◆ WHAT IS ASKED
Transcribe the data in full and exactly, omitting any pictures.

◆ GIVEN DATA

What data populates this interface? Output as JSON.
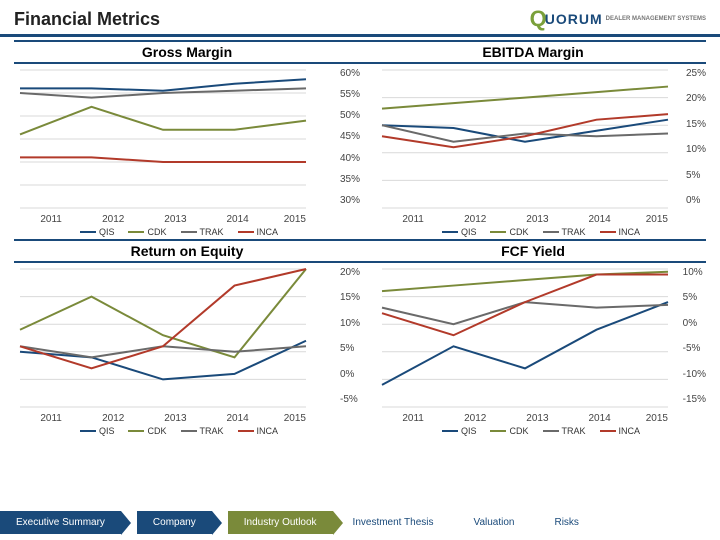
{
  "page_title": "Financial Metrics",
  "logo": {
    "initial": "Q",
    "rest": "UORUM",
    "tagline": "DEALER MANAGEMENT SYSTEMS"
  },
  "series_colors": {
    "QIS": "#1a4a7a",
    "CDK": "#7a8a3a",
    "TRAK": "#6a6a6a",
    "INCA": "#b23a2a"
  },
  "grid_color": "#d9d9d9",
  "line_width": 2,
  "background_color": "#ffffff",
  "x_categories": [
    "2011",
    "2012",
    "2013",
    "2014",
    "2015"
  ],
  "legend_order": [
    "QIS",
    "CDK",
    "TRAK",
    "INCA"
  ],
  "charts": {
    "gross_margin": {
      "title": "Gross Margin",
      "ylim": [
        30,
        60
      ],
      "ytick_step": 5,
      "y_suffix": "%",
      "series": {
        "QIS": [
          56,
          56,
          55.5,
          57,
          58
        ],
        "CDK": [
          46,
          52,
          47,
          47,
          49
        ],
        "TRAK": [
          55,
          54,
          55,
          55.5,
          56
        ],
        "INCA": [
          41,
          41,
          40,
          40,
          40
        ]
      }
    },
    "ebitda_margin": {
      "title": "EBITDA Margin",
      "ylim": [
        0,
        25
      ],
      "ytick_step": 5,
      "y_suffix": "%",
      "series": {
        "QIS": [
          15,
          14.5,
          12,
          14,
          16
        ],
        "CDK": [
          18,
          19,
          20,
          21,
          22
        ],
        "TRAK": [
          15,
          12,
          13.5,
          13,
          13.5
        ],
        "INCA": [
          13,
          11,
          13,
          16,
          17
        ]
      }
    },
    "return_on_equity": {
      "title": "Return on Equity",
      "ylim": [
        -5,
        20
      ],
      "ytick_step": 5,
      "y_suffix": "%",
      "series": {
        "QIS": [
          5,
          4,
          0,
          1,
          7
        ],
        "CDK": [
          9,
          15,
          8,
          4,
          20
        ],
        "TRAK": [
          6,
          4,
          6,
          5,
          6
        ],
        "INCA": [
          6,
          2,
          6,
          17,
          20
        ]
      }
    },
    "fcf_yield": {
      "title": "FCF Yield",
      "ylim": [
        -15,
        10
      ],
      "ytick_step": 5,
      "y_suffix": "%",
      "series": {
        "QIS": [
          -11,
          -4,
          -8,
          -1,
          4
        ],
        "CDK": [
          6,
          7,
          8,
          9,
          9.5
        ],
        "TRAK": [
          3,
          0,
          4,
          3,
          3.5
        ],
        "INCA": [
          2,
          -2,
          4,
          9,
          9
        ]
      }
    }
  },
  "nav": [
    {
      "label": "Executive Summary",
      "style": "blue"
    },
    {
      "label": "Company",
      "style": "blue"
    },
    {
      "label": "Industry Outlook",
      "style": "olive"
    },
    {
      "label": "Investment Thesis",
      "style": "plain"
    },
    {
      "label": "Valuation",
      "style": "plain"
    },
    {
      "label": "Risks",
      "style": "plain"
    }
  ]
}
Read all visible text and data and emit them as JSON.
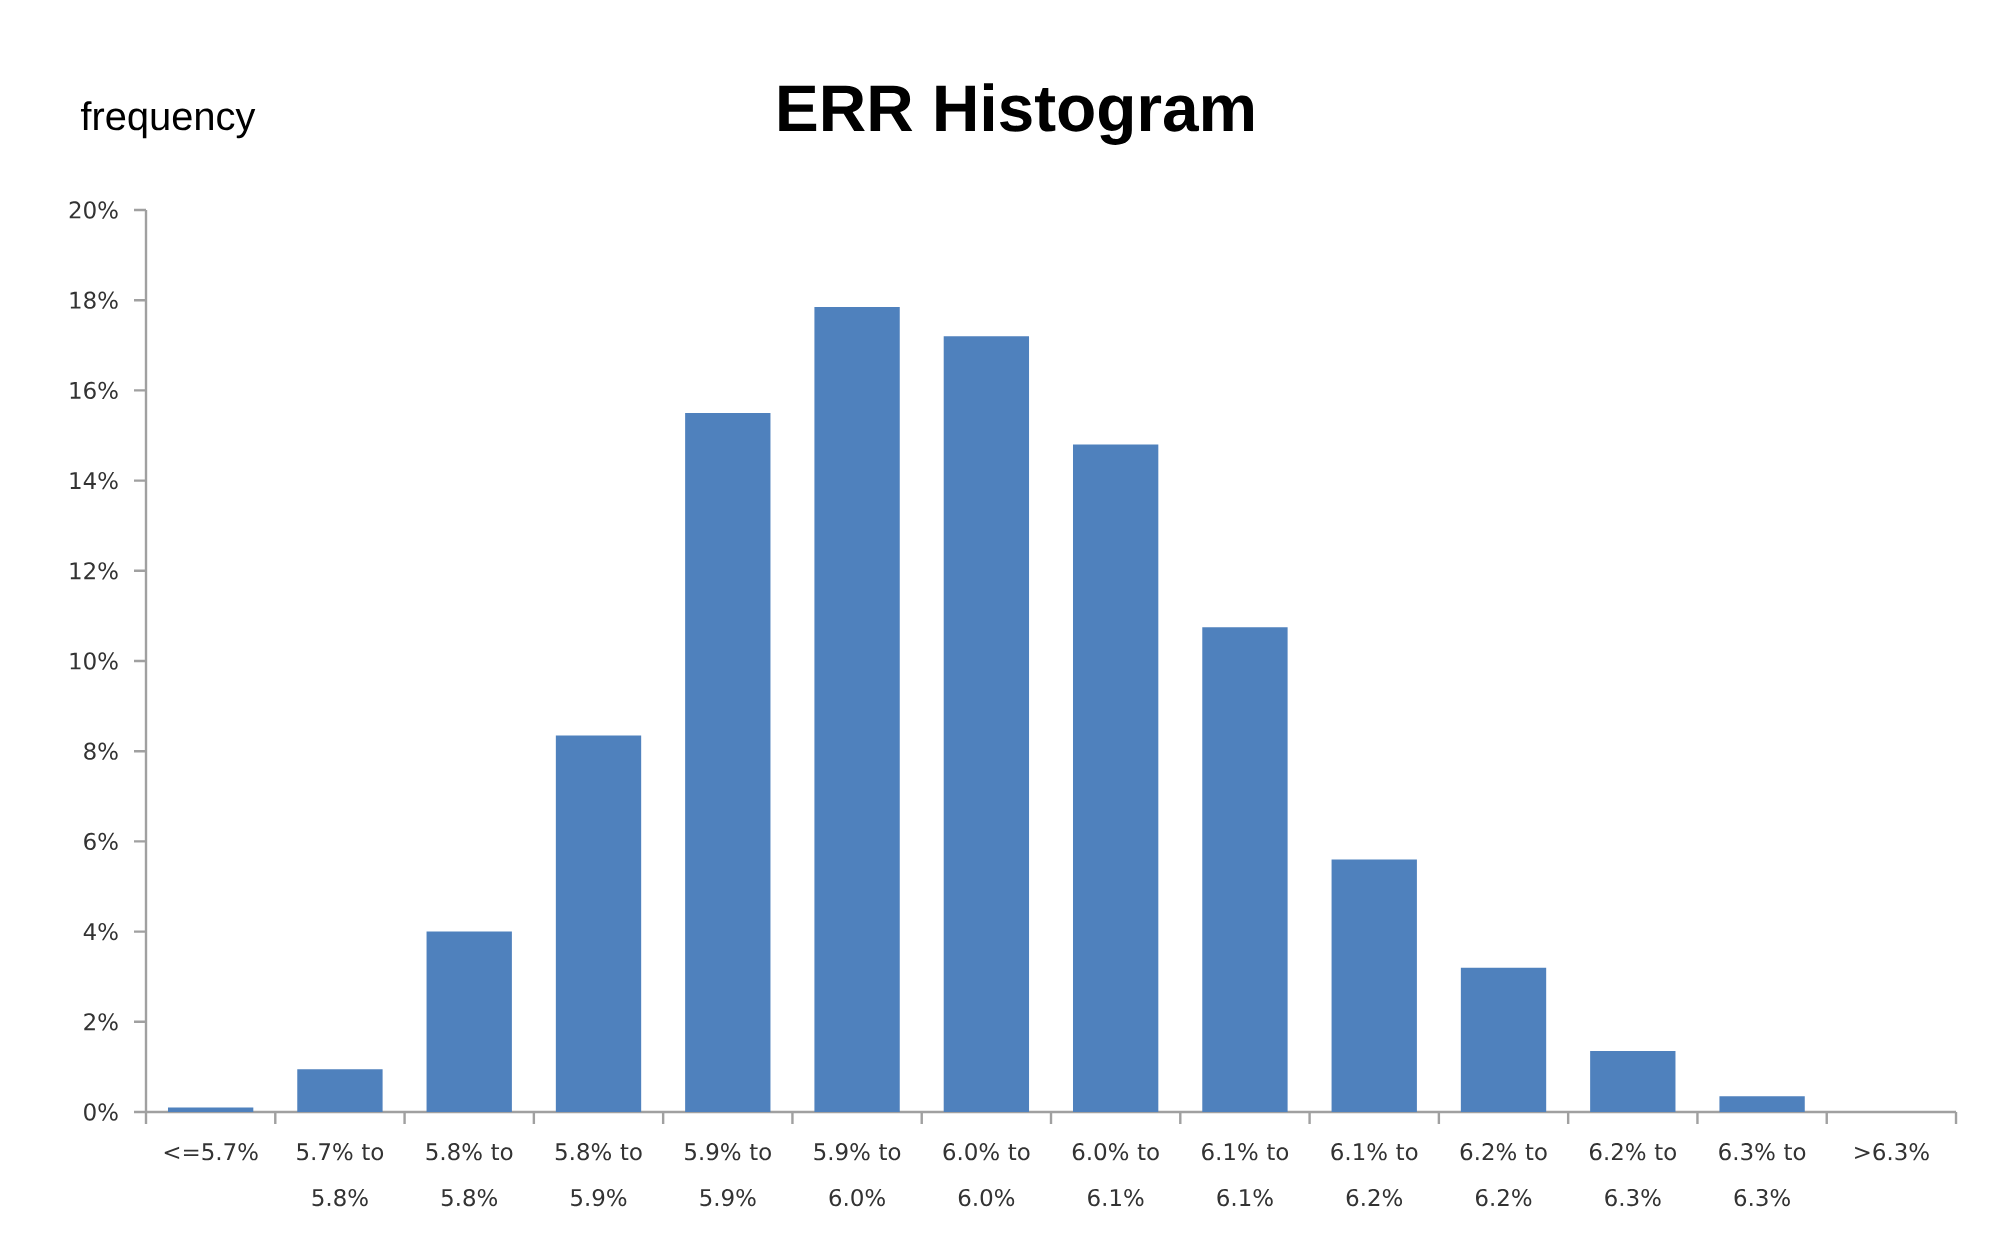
{
  "chart_data": {
    "type": "bar",
    "title": "ERR Histogram",
    "ylabel": "frequency",
    "categories": [
      "<=5.7%",
      "5.7% to 5.8%",
      "5.8% to 5.8%",
      "5.8% to 5.9%",
      "5.9% to 5.9%",
      "5.9% to 6.0%",
      "6.0% to 6.0%",
      "6.0% to 6.1%",
      "6.1% to 6.1%",
      "6.1% to 6.2%",
      "6.2% to 6.2%",
      "6.2% to 6.3%",
      "6.3% to 6.3%",
      ">6.3%"
    ],
    "values": [
      0.1,
      0.95,
      4.0,
      8.35,
      15.5,
      17.85,
      17.2,
      14.8,
      10.75,
      5.6,
      3.2,
      1.35,
      0.35,
      0
    ],
    "color": "#4f81bd",
    "ylim": [
      0,
      20
    ],
    "yticks": [
      {
        "value": 0,
        "label": "0%"
      },
      {
        "value": 2,
        "label": "2%"
      },
      {
        "value": 4,
        "label": "4%"
      },
      {
        "value": 6,
        "label": "6%"
      },
      {
        "value": 8,
        "label": "8%"
      },
      {
        "value": 10,
        "label": "10%"
      },
      {
        "value": 12,
        "label": "12%"
      },
      {
        "value": 14,
        "label": "14%"
      },
      {
        "value": 16,
        "label": "16%"
      },
      {
        "value": 18,
        "label": "18%"
      },
      {
        "value": 20,
        "label": "20%"
      }
    ]
  }
}
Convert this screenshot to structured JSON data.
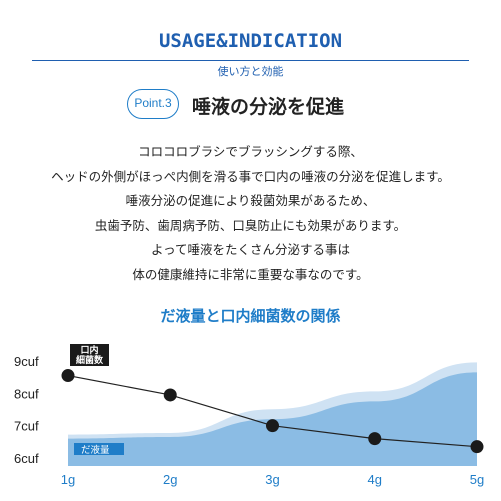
{
  "header": {
    "title": "USAGE&INDICATION",
    "subtitle": "使い方と効能"
  },
  "point": {
    "badge": "Point.3",
    "title": "唾液の分泌を促進"
  },
  "body_lines": [
    "コロコロブラシでブラッシングする際、",
    "ヘッドの外側がほっぺ内側を滑る事で口内の唾液の分泌を促進します。",
    "唾液分泌の促進により殺菌効果があるため、",
    "虫歯予防、歯周病予防、口臭防止にも効果があります。",
    "よって唾液をたくさん分泌する事は",
    "体の健康維持に非常に重要な事なのです。"
  ],
  "colors": {
    "accent": "#1f7dc8",
    "heading": "#1f5fb0",
    "area_light": "#cfe2f3",
    "area_dark": "#7fb5e0",
    "line": "#222222"
  },
  "chart_data": {
    "type": "line",
    "title": "だ液量と口内細菌数の関係",
    "categories": [
      "1g",
      "2g",
      "3g",
      "4g",
      "5g"
    ],
    "y_ticks": [
      "9cuf",
      "8cuf",
      "7cuf",
      "6cuf"
    ],
    "ylim": [
      6,
      9
    ],
    "series": [
      {
        "name": "口内細菌数",
        "type": "line",
        "values": [
          8.55,
          7.95,
          7.0,
          6.6,
          6.35
        ]
      },
      {
        "name": "だ液量",
        "type": "area",
        "values": [
          6.6,
          6.65,
          7.2,
          7.75,
          8.65
        ]
      }
    ],
    "legend_line_label": "口内\n細菌数",
    "legend_area_label": "だ液量"
  }
}
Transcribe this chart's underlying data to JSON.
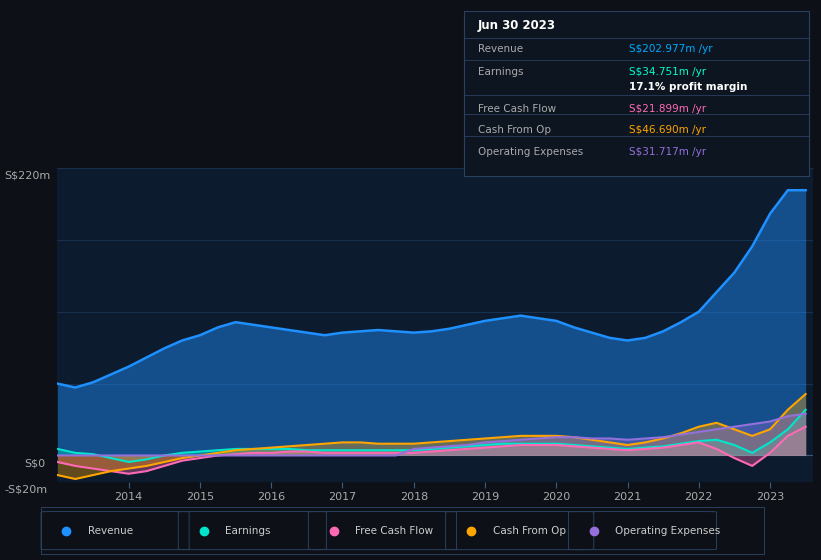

◆ THE ANSWER
What data populates this interface? Output as JSON.
{
  "page_title": "Financial Metrics",
  "logo": {
    "initial": "Q",
    "rest": "UORUM",
    "tagline": "DEALER MANAGEMENT SYSTEMS"
  },
  "series_colors": {
    "QIS": "#1a4a7a",
    "CDK": "#7a8a3a",
    "TRAK": "#6a6a6a",
    "INCA": "#b23a2a"
  },
  "grid_color": "#d9d9d9",
  "line_width": 2,
  "background_color": "#ffffff",
  "x_categories": [
    "2011",
    "2012",
    "2013",
    "2014",
    "2015"
  ],
  "legend_order": [
    "QIS",
    "CDK",
    "TRAK",
    "INCA"
  ],
  "charts": {
    "gross_margin": {
      "title": "Gross Margin",
      "ylim": [
        30,
        60
      ],
      "ytick_step": 5,
      "y_suffix": "%",
      "series": {
        "QIS": [
          56,
          56,
          55.5,
          57,
          58
        ],
        "CDK": [
          46,
          52,
          47,
          47,
          49
        ],
        "TRAK": [
          55,
          54,
          55,
          55.5,
          56
        ],
        "INCA": [
          41,
          41,
          40,
          40,
          40
        ]
      }
    },
    "ebitda_margin": {
      "title": "EBITDA Margin",
      "ylim": [
        0,
        25
      ],
      "ytick_step": 5,
      "y_suffix": "%",
      "series": {
        "QIS": [
          15,
          14.5,
          12,
          14,
          16
        ],
        "CDK": [
          18,
          19,
          20,
          21,
          22
        ],
        "TRAK": [
          15,
          12,
          13.5,
          13,
          13.5
        ],
        "INCA": [
          13,
          11,
          13,
          16,
          17
        ]
      }
    },
    "return_on_equity": {
      "title": "Return on Equity",
      "ylim": [
        -5,
        20
      ],
      "ytick_step": 5,
      "y_suffix": "%",
      "series": {
        "QIS": [
          5,
          4,
          0,
          1,
          7
        ],
        "CDK": [
          9,
          15,
          8,
          4,
          20
        ],
        "TRAK": [
          6,
          4,
          6,
          5,
          6
        ],
        "INCA": [
          6,
          2,
          6,
          17,
          20
        ]
      }
    },
    "fcf_yield": {
      "title": "FCF Yield",
      "ylim": [
        -15,
        10
      ],
      "ytick_step": 5,
      "y_suffix": "%",
      "series": {
        "QIS": [
          -11,
          -4,
          -8,
          -1,
          4
        ],
        "CDK": [
          6,
          7,
          8,
          9,
          9.5
        ],
        "TRAK": [
          3,
          0,
          4,
          3,
          3.5
        ],
        "INCA": [
          2,
          -2,
          4,
          9,
          9
        ]
      }
    }
  },
  "nav": [
    {
      "label": "Executive Summary",
      "style": "blue"
    },
    {
      "label": "Company",
      "style": "blue"
    },
    {
      "label": "Industry Outlook",
      "style": "olive"
    },
    {
      "label": "Investment Thesis",
      "style": "plain"
    },
    {
      "label": "Valuation",
      "style": "plain"
    },
    {
      "label": "Risks",
      "style": "plain"
    }
  ]
}
Read all visible text and data and emit them as JSON.
{
  "chart_data": {
    "type": "bar",
    "title": "ERR Histogram",
    "ylabel": "frequency",
    "categories": [
      "<=5.7%",
      "5.7% to 5.8%",
      "5.8% to 5.8%",
      "5.8% to 5.9%",
      "5.9% to 5.9%",
      "5.9% to 6.0%",
      "6.0% to 6.0%",
      "6.0% to 6.1%",
      "6.1% to 6.1%",
      "6.1% to 6.2%",
      "6.2% to 6.2%",
      "6.2% to 6.3%",
      "6.3% to 6.3%",
      ">6.3%"
    ],
    "values": [
      0.1,
      0.95,
      4.0,
      8.35,
      15.5,
      17.85,
      17.2,
      14.8,
      10.75,
      5.6,
      3.2,
      1.35,
      0.35,
      0
    ],
    "color": "#4f81bd",
    "ylim": [
      0,
      20
    ],
    "yticks": [
      {
        "value": 0,
        "label": "0%"
      },
      {
        "value": 2,
        "label": "2%"
      },
      {
        "value": 4,
        "label": "4%"
      },
      {
        "value": 6,
        "label": "6%"
      },
      {
        "value": 8,
        "label": "8%"
      },
      {
        "value": 10,
        "label": "10%"
      },
      {
        "value": 12,
        "label": "12%"
      },
      {
        "value": 14,
        "label": "14%"
      },
      {
        "value": 16,
        "label": "16%"
      },
      {
        "value": 18,
        "label": "18%"
      },
      {
        "value": 20,
        "label": "20%"
      }
    ]
  }
}
Convert this screenshot to structured JSON data.
{
  "header": {
    "title": "USAGE&INDICATION",
    "subtitle": "使い方と効能"
  },
  "point": {
    "badge": "Point.3",
    "title": "唾液の分泌を促進"
  },
  "body_lines": [
    "コロコロブラシでブラッシングする際、",
    "ヘッドの外側がほっぺ内側を滑る事で口内の唾液の分泌を促進します。",
    "唾液分泌の促進により殺菌効果があるため、",
    "虫歯予防、歯周病予防、口臭防止にも効果があります。",
    "よって唾液をたくさん分泌する事は",
    "体の健康維持に非常に重要な事なのです。"
  ],
  "colors": {
    "accent": "#1f7dc8",
    "heading": "#1f5fb0",
    "area_light": "#cfe2f3",
    "area_dark": "#7fb5e0",
    "line": "#222222"
  },
  "chart_data": {
    "type": "line",
    "title": "だ液量と口内細菌数の関係",
    "categories": [
      "1g",
      "2g",
      "3g",
      "4g",
      "5g"
    ],
    "y_ticks": [
      "9cuf",
      "8cuf",
      "7cuf",
      "6cuf"
    ],
    "ylim": [
      6,
      9
    ],
    "series": [
      {
        "name": "口内細菌数",
        "type": "line",
        "values": [
          8.55,
          7.95,
          7.0,
          6.6,
          6.35
        ]
      },
      {
        "name": "だ液量",
        "type": "area",
        "values": [
          6.6,
          6.65,
          7.2,
          7.75,
          8.65
        ]
      }
    ],
    "legend_line_label": "口内\n細菌数",
    "legend_area_label": "だ液量"
  }
}
Transcribe this chart's underlying data to JSON.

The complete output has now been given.